▸ **VORGEGEBENER TEXT**
- - - - - - -

KAPITEL 112
Die zehn Jungfrauen — ein Appell zur Wachsamkeit
JESUS ERZÄHLT DAS GLEICHNIS VON DEN ZEHN JUNGFRAUEN
Jesus hat seinen Aposteln gerade die Frage beantwortet, an welchem Zeichen seine Gegenwart und der Abschluss des Weltsystems zu erkennen wären. Daran anknüpfend erzählt er nun eine weitere Geschichte, die eine eindringliche Aufforderung enthält. Die Erfüllung werden diejenigen beobachten können, die während seiner Gegenwart leben.
Einleitend sagt Jesus: „Mit dem Königreich des Himmels ist es . . . wie mit zehn Jungfrauen, die ihre Lampen nahmen und hinausgingen, dem Bräutigam entgegen. Fünf von ihnen waren unvernünftig und fünf waren umsichtig“ (Matthäus 25:1, 2).
Jesus meint damit nicht, die eine Hälfte seiner Jünger, die das Königreich des Himmels erben, sei unvernünftig und die andere Hälfte umsichtig. Er macht stattdessen Folgendes deutlich: Jeder seiner Jünger kann sich dafür entscheiden, in Bezug auf das Königreich entweder wachsam zu sein oder sich ablenken zu lassen. Jesus hat allerdings keine Zweifel, dass jeder seiner Diener treu bleiben und von seinem Vater gesegnet werden kann.
In der Geschichte gehen alle zehn Jungfrauen hinaus, um den Bräutigam zu begrüßen und sich dem Hochzeitszug anzuschließen. Sobald der Bräutigam kommt, wollen sie ihm die Ehre erweisen und ihm den Weg leuchten, wenn er seine Braut zu dem für sie vorbereiteten Haus führt. Es kommt aber anders.
Jesus sagt: „Die unvernünftigen nahmen . . . nur ihre Lampen mit, aber kein Öl zum Nachfüllen, die umsichtigen dagegen nahmen außer ihren Lampen noch Ölflaschen mit. Doch da der Bräutigam auf sich warten ließ, wurden sie alle müde und schliefen ein“ (Matthäus 25:3-5). Der Bräutigam kommt nicht so früh wie erwartet. Er scheint sich sehr zu verspäten und alle Jungfrauen nicken ein. Das erinnert die Apostel vielleicht an die Geschichte von dem Mann von vornehmer Herkunft, der verreiste, um sich die Königsmacht zu sichern. Von ihm sagte Jesus, dass er „schließlich zurückkehrte“ (Lukas 19:11-15).
Dann schildert Jesus, was geschieht, als der Bräutigam endlich kommt: „Mitten in der Nacht hörte man auf einmal den Ruf: ‚Hier kommt der Bräutigam! Geht hinaus, ihm entgegen!‘ “ (Matthäus 25:6). Aber sind die Jungfrauen wachsam und bereit?

- - - - - - -

▸ **EINTRÄGE DES DATENSATZES**
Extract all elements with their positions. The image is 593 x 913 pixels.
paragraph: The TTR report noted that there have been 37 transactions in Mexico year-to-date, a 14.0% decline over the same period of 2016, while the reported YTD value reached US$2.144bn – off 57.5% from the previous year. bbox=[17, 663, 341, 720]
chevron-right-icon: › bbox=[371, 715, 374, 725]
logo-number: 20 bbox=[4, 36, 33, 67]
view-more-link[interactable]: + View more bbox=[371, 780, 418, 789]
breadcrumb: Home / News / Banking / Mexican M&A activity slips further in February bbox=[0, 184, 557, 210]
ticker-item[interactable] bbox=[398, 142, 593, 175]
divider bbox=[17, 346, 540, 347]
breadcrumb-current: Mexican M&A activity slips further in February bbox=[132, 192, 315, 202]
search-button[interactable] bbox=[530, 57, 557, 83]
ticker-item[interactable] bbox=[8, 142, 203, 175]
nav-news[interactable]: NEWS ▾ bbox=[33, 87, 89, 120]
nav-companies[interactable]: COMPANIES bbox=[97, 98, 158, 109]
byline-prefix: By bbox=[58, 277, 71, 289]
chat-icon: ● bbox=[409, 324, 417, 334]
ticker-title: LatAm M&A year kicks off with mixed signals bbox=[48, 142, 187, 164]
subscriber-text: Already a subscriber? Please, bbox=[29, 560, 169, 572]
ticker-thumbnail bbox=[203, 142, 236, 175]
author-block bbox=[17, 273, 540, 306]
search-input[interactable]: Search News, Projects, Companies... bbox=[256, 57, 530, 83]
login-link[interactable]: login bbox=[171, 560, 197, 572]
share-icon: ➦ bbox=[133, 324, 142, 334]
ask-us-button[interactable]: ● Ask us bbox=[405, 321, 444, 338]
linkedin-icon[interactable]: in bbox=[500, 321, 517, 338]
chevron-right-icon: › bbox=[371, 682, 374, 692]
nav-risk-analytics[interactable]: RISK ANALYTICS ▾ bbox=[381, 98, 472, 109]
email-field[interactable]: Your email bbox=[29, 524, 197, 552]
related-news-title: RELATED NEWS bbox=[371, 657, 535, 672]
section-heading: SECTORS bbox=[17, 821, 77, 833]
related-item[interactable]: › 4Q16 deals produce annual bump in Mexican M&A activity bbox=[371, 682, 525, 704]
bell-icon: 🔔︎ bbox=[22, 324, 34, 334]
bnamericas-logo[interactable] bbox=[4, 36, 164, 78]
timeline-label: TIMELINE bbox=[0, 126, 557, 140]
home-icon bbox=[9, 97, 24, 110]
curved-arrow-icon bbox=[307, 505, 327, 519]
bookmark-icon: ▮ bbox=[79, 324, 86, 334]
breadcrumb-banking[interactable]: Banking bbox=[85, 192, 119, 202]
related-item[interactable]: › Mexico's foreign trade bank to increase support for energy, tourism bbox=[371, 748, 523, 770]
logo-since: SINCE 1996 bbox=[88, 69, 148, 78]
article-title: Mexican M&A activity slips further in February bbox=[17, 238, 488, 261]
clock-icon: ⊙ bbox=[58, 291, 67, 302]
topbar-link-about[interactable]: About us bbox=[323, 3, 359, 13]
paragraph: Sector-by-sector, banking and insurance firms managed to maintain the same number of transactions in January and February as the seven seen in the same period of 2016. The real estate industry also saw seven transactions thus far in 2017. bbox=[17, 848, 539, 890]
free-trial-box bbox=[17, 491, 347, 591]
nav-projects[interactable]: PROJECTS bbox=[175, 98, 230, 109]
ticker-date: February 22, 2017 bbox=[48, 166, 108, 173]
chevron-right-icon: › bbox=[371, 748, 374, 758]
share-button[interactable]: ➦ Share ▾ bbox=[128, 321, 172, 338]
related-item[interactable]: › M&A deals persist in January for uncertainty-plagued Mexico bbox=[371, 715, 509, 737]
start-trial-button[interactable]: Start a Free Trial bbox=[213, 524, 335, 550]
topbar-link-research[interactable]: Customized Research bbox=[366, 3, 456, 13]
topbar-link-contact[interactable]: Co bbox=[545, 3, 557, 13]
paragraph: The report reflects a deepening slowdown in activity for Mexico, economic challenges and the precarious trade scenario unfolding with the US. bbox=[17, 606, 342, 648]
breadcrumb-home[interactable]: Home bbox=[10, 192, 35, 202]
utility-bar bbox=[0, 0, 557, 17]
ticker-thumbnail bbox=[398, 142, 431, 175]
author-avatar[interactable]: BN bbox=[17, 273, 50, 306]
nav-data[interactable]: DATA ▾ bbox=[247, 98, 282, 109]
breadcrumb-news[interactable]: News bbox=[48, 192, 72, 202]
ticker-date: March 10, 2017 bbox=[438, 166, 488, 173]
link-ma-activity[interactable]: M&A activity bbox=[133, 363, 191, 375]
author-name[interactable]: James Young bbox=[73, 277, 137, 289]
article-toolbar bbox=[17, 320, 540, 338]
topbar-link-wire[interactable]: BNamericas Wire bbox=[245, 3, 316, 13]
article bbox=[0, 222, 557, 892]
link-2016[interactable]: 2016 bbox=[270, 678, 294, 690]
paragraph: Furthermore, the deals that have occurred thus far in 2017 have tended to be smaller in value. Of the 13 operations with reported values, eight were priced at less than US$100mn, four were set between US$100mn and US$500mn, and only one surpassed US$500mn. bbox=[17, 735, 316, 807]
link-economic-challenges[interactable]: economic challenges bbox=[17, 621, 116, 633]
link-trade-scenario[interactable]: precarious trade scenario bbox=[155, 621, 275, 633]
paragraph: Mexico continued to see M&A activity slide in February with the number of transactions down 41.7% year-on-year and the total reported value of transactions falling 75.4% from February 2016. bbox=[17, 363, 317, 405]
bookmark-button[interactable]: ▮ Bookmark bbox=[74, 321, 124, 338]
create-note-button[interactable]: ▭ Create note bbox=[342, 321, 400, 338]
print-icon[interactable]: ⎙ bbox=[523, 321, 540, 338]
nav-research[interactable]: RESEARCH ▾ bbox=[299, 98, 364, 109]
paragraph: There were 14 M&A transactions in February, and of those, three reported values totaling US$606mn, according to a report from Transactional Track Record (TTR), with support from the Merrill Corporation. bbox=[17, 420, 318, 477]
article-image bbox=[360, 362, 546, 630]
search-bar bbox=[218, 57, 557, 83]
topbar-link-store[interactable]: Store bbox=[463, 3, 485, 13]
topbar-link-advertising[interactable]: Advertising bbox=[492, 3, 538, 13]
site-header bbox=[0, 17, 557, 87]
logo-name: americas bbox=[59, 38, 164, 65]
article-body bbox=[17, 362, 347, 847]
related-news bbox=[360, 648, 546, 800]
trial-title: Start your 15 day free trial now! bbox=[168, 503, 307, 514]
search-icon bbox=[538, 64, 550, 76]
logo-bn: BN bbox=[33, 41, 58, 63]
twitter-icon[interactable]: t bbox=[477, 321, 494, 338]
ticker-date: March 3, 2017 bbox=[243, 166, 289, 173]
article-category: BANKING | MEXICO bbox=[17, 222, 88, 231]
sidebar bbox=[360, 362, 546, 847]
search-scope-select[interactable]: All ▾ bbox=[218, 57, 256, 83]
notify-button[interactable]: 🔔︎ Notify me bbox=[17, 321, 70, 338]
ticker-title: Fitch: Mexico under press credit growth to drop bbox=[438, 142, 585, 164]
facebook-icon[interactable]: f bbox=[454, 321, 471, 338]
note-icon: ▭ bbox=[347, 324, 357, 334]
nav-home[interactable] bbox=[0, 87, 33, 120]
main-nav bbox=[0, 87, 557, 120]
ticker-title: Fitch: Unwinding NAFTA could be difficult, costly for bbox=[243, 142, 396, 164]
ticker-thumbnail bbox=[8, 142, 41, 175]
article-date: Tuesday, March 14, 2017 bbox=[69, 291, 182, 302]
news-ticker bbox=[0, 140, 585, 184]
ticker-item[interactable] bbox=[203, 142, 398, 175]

- - - - - - -

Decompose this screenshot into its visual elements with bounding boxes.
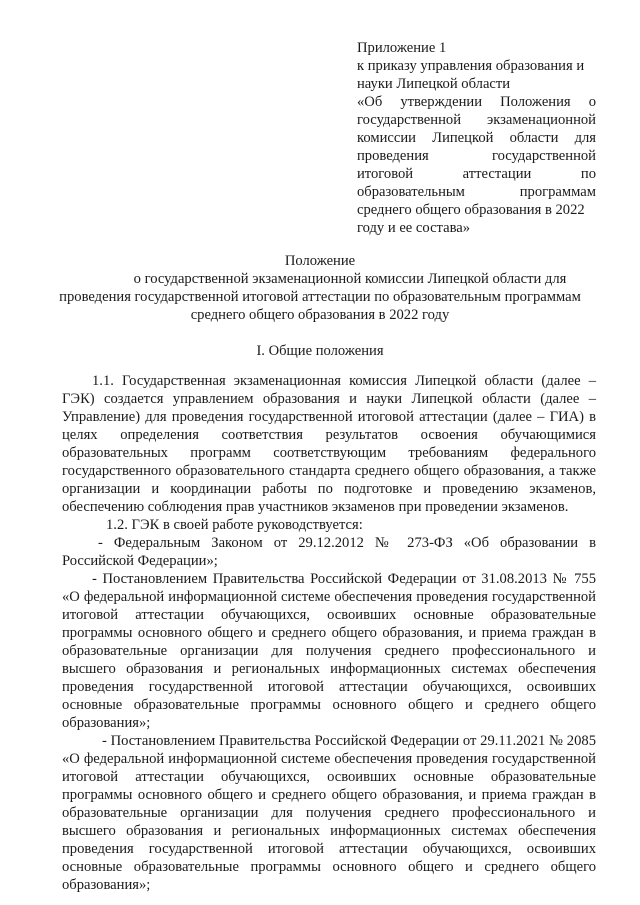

- - - - - - -

▸ **ZU BEARBEITENDE AUFGABEN**
A: Was nahmen die umsichtigen Jungfrauen laut dem Text über die zehn Jungfrauen außer ihren Lampen noch mit?
B: Schreiben Sie aus dem Text über die zehn Jungfrauen die Passage von „Dann schildert Jesus, was“ bis „wachsam und bereit?“ wortgetreu ab.
Stützen Sie sich ausschließlich auf den Text über die zehn Jungfrauen.

▸ **LÖSUNGEN ZUR ÜBUNG**
A: Sie nahmen außer ihren Lampen noch Ölflaschen mit.

B:
Dann schildert Jesus, was geschieht, als der Bräutigam endlich kommt: „Mitten in der Nacht hörte man auf einmal den Ruf: ‚Hier kommt der Bräutigam! Geht hinaus, ihm entgegen!‘ “ (Matthäus 25:6). Aber sind die Jungfrauen wachsam und bereit?